YOUR GOAL: Filter the entries that follow, copying every line in which the word "name" appears.

SUPPLIED DATA:
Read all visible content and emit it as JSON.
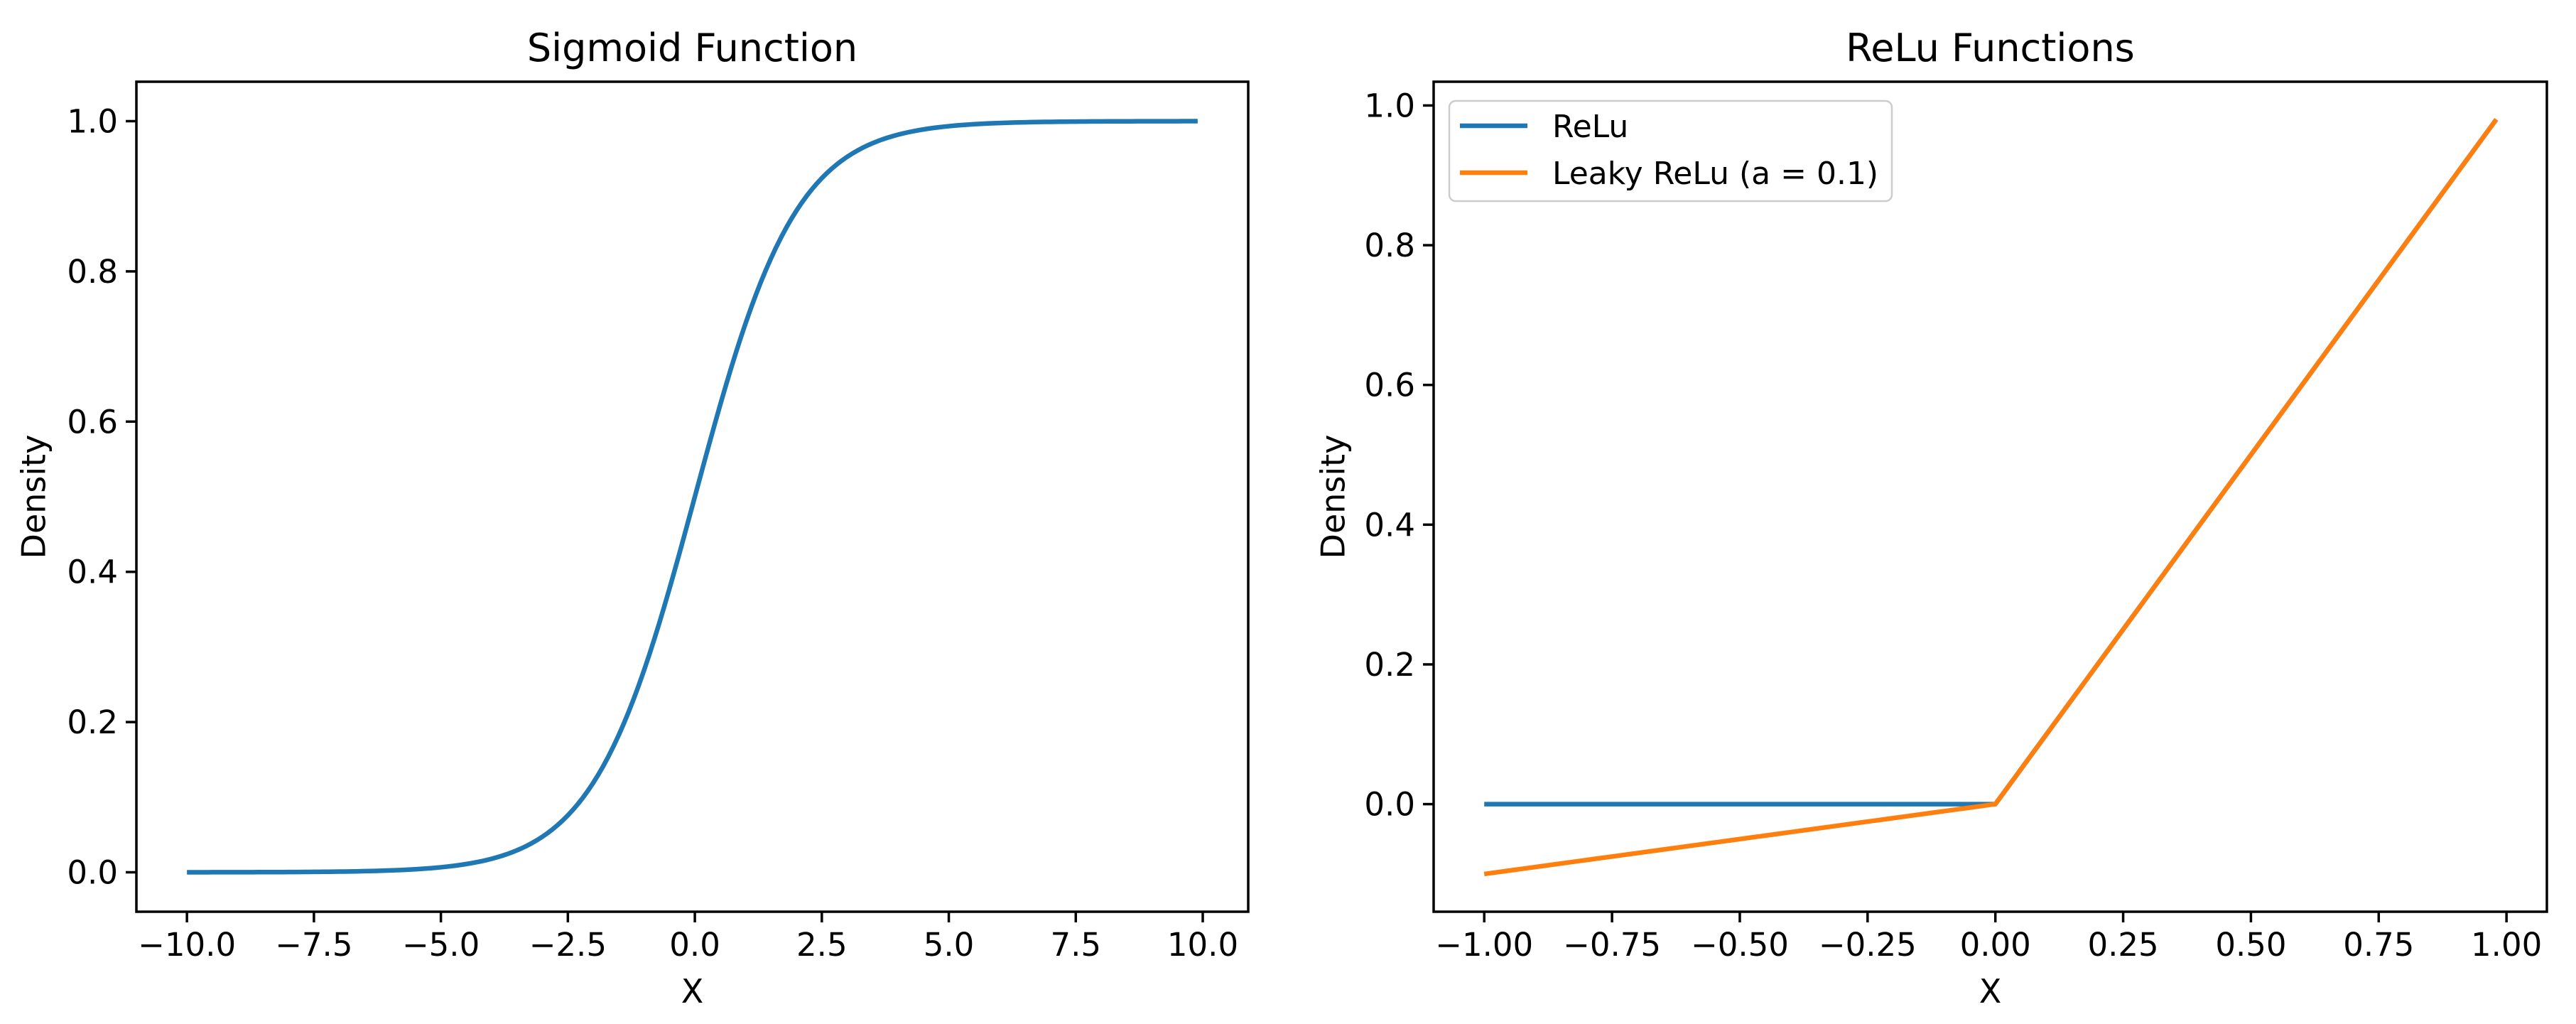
{
  "figure": {
    "background": "#ffffff",
    "text_color": "#000000",
    "axis_color": "#000000",
    "legend_border_color": "#cccccc",
    "legend_bg": "rgba(255,255,255,0.8)",
    "line_colors": {
      "blue": "#1f77b4",
      "orange": "#ff7f0e"
    }
  },
  "chart_data": [
    {
      "type": "line",
      "title": "Sigmoid Function",
      "xlabel": "X",
      "ylabel": "Density",
      "xlim": [
        -10.995,
        10.895
      ],
      "ylim": [
        -0.0525,
        1.0525
      ],
      "grid": false,
      "legend": null,
      "x_ticks": [
        {
          "v": -10.0,
          "label": "−10.0"
        },
        {
          "v": -7.5,
          "label": "−7.5"
        },
        {
          "v": -5.0,
          "label": "−5.0"
        },
        {
          "v": -2.5,
          "label": "−2.5"
        },
        {
          "v": 0.0,
          "label": "0.0"
        },
        {
          "v": 2.5,
          "label": "2.5"
        },
        {
          "v": 5.0,
          "label": "5.0"
        },
        {
          "v": 7.5,
          "label": "7.5"
        },
        {
          "v": 10.0,
          "label": "10.0"
        }
      ],
      "y_ticks": [
        {
          "v": 0.0,
          "label": "0.0"
        },
        {
          "v": 0.2,
          "label": "0.2"
        },
        {
          "v": 0.4,
          "label": "0.4"
        },
        {
          "v": 0.6,
          "label": "0.6"
        },
        {
          "v": 0.8,
          "label": "0.8"
        },
        {
          "v": 1.0,
          "label": "1.0"
        }
      ],
      "series": [
        {
          "name": "Sigmoid",
          "color": "#1f77b4",
          "fn": "sigmoid",
          "x_start": -10,
          "x_end": 9.9,
          "x_step": 0.1
        }
      ]
    },
    {
      "type": "line",
      "title": "ReLu Functions",
      "xlabel": "X",
      "ylabel": "Density",
      "xlim": [
        -1.099,
        1.079
      ],
      "ylim": [
        -0.154,
        1.034
      ],
      "grid": false,
      "legend": {
        "position": "upper left",
        "entries": [
          {
            "label": "ReLu",
            "color": "#1f77b4"
          },
          {
            "label": "Leaky ReLu (a = 0.1)",
            "color": "#ff7f0e"
          }
        ]
      },
      "x_ticks": [
        {
          "v": -1.0,
          "label": "−1.00"
        },
        {
          "v": -0.75,
          "label": "−0.75"
        },
        {
          "v": -0.5,
          "label": "−0.50"
        },
        {
          "v": -0.25,
          "label": "−0.25"
        },
        {
          "v": 0.0,
          "label": "0.00"
        },
        {
          "v": 0.25,
          "label": "0.25"
        },
        {
          "v": 0.5,
          "label": "0.50"
        },
        {
          "v": 0.75,
          "label": "0.75"
        },
        {
          "v": 1.0,
          "label": "1.00"
        }
      ],
      "y_ticks": [
        {
          "v": 0.0,
          "label": "0.0"
        },
        {
          "v": 0.2,
          "label": "0.2"
        },
        {
          "v": 0.4,
          "label": "0.4"
        },
        {
          "v": 0.6,
          "label": "0.6"
        },
        {
          "v": 0.8,
          "label": "0.8"
        },
        {
          "v": 1.0,
          "label": "1.0"
        }
      ],
      "series": [
        {
          "name": "ReLu",
          "color": "#1f77b4",
          "fn": "relu",
          "x_start": -1,
          "x_end": 0.98,
          "x_step": 0.02
        },
        {
          "name": "Leaky ReLu (a = 0.1)",
          "color": "#ff7f0e",
          "fn": "leaky_relu",
          "alpha": 0.1,
          "x_start": -1,
          "x_end": 0.98,
          "x_step": 0.02
        }
      ]
    }
  ]
}
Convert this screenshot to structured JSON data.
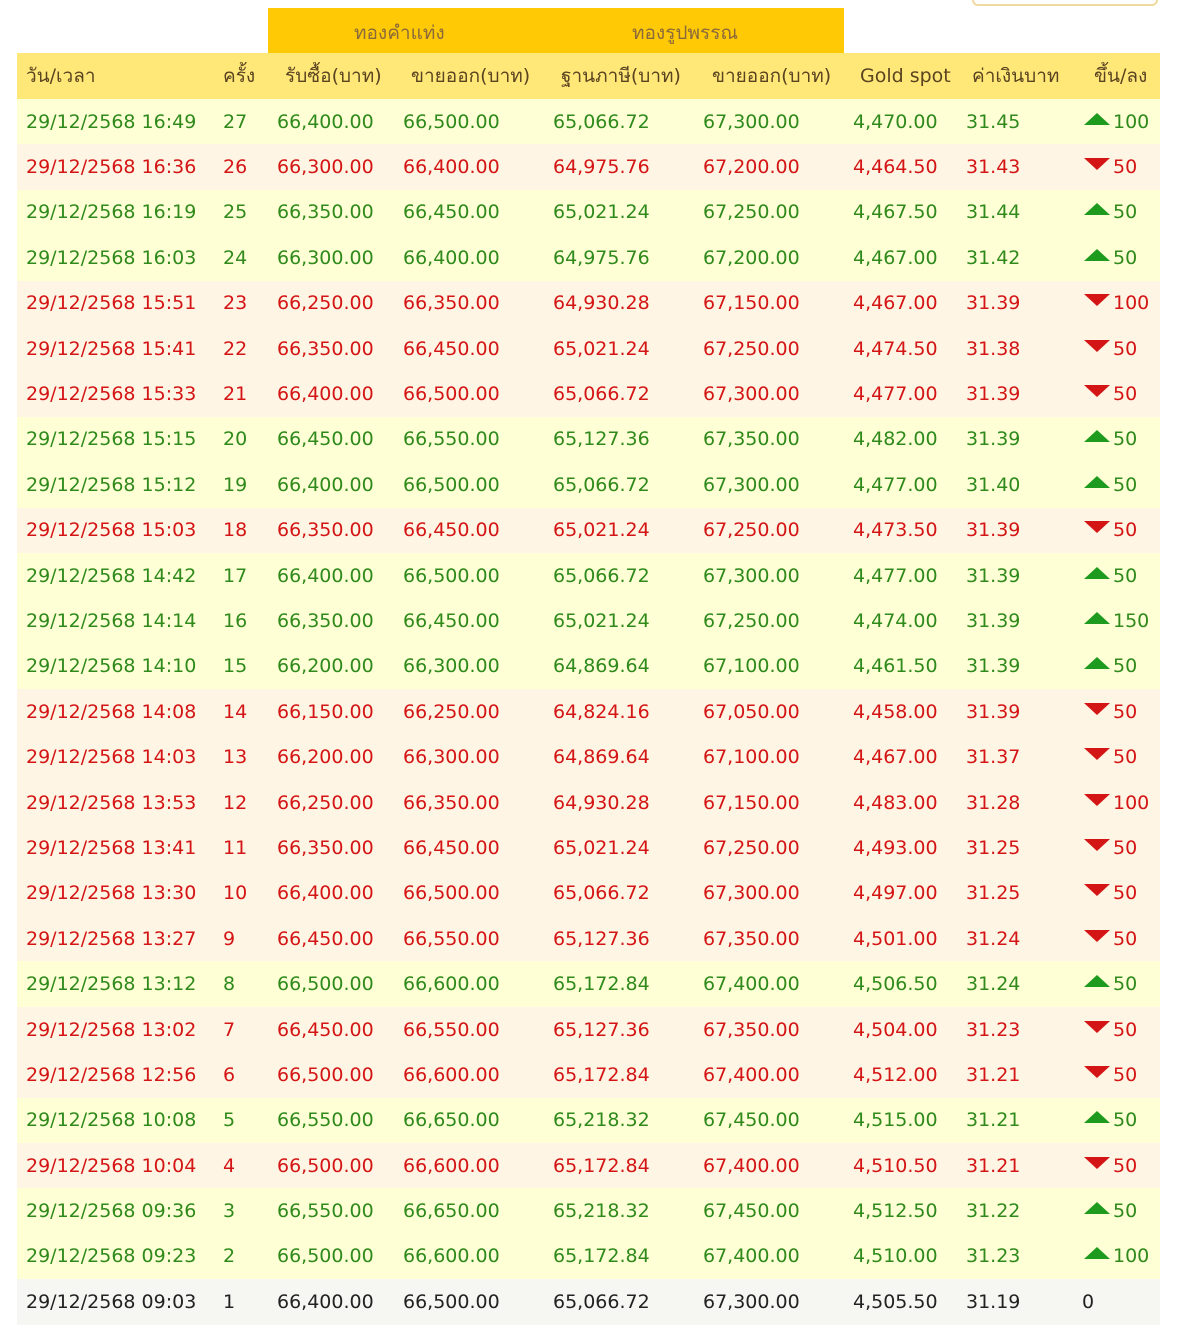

FINAL RESULT:
          "name": "Sigmoid",
          "name": "ReLu",
          "name": "Leaky ReLu (a = 0.1)",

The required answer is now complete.